Lines containing the word "receiver" are to be counted; state their number and nothing further.

▶ Supplied data
>>>>
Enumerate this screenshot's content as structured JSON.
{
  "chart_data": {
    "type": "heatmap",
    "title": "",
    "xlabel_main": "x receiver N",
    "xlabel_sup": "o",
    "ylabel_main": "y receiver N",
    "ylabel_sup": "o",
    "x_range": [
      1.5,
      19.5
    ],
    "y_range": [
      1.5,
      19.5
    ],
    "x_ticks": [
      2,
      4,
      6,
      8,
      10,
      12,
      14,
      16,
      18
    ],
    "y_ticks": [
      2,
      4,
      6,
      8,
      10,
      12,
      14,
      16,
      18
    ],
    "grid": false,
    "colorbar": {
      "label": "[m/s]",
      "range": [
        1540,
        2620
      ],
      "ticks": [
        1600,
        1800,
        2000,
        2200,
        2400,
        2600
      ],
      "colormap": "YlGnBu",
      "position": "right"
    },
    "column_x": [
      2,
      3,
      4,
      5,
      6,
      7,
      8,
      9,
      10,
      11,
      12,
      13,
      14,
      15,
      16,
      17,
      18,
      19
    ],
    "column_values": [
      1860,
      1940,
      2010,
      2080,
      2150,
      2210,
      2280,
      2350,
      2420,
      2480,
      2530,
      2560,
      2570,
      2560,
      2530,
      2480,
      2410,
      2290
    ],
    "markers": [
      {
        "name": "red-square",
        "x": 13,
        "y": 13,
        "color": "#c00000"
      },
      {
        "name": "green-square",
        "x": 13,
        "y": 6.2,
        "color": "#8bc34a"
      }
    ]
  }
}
<<<<
▶ Exercise response
2